Report how many lines hold the string "Viganò". Give the number and nothing else.

• [MATERIALS PROVIDED]
= = =
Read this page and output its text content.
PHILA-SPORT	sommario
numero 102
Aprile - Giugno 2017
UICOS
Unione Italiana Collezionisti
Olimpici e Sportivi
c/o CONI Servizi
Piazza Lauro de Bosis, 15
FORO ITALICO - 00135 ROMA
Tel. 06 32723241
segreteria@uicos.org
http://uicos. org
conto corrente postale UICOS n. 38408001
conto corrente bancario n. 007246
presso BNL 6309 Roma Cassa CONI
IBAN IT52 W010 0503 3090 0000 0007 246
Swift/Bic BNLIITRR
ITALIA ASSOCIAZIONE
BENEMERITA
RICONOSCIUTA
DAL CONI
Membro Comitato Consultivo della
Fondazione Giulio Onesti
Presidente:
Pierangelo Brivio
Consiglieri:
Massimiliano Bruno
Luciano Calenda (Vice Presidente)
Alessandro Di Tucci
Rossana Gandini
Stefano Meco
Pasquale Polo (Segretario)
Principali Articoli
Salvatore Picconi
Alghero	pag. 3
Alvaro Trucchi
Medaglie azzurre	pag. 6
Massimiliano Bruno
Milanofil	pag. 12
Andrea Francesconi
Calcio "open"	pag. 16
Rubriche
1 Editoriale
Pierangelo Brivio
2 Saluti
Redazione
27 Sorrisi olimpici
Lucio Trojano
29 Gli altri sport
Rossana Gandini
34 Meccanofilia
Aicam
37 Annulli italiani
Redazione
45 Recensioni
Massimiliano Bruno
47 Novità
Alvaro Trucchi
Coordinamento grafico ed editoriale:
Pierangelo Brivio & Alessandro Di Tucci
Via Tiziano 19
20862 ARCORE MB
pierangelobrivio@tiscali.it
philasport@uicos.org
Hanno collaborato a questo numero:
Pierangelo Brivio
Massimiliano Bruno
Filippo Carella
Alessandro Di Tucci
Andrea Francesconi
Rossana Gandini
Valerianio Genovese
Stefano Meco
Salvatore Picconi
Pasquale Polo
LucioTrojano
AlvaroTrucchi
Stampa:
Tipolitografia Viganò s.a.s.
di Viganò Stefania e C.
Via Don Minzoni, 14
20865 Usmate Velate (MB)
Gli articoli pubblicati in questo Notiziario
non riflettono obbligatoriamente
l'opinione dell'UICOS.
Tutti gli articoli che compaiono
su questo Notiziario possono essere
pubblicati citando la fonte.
= = =
• [ANSWER IN FULL] 2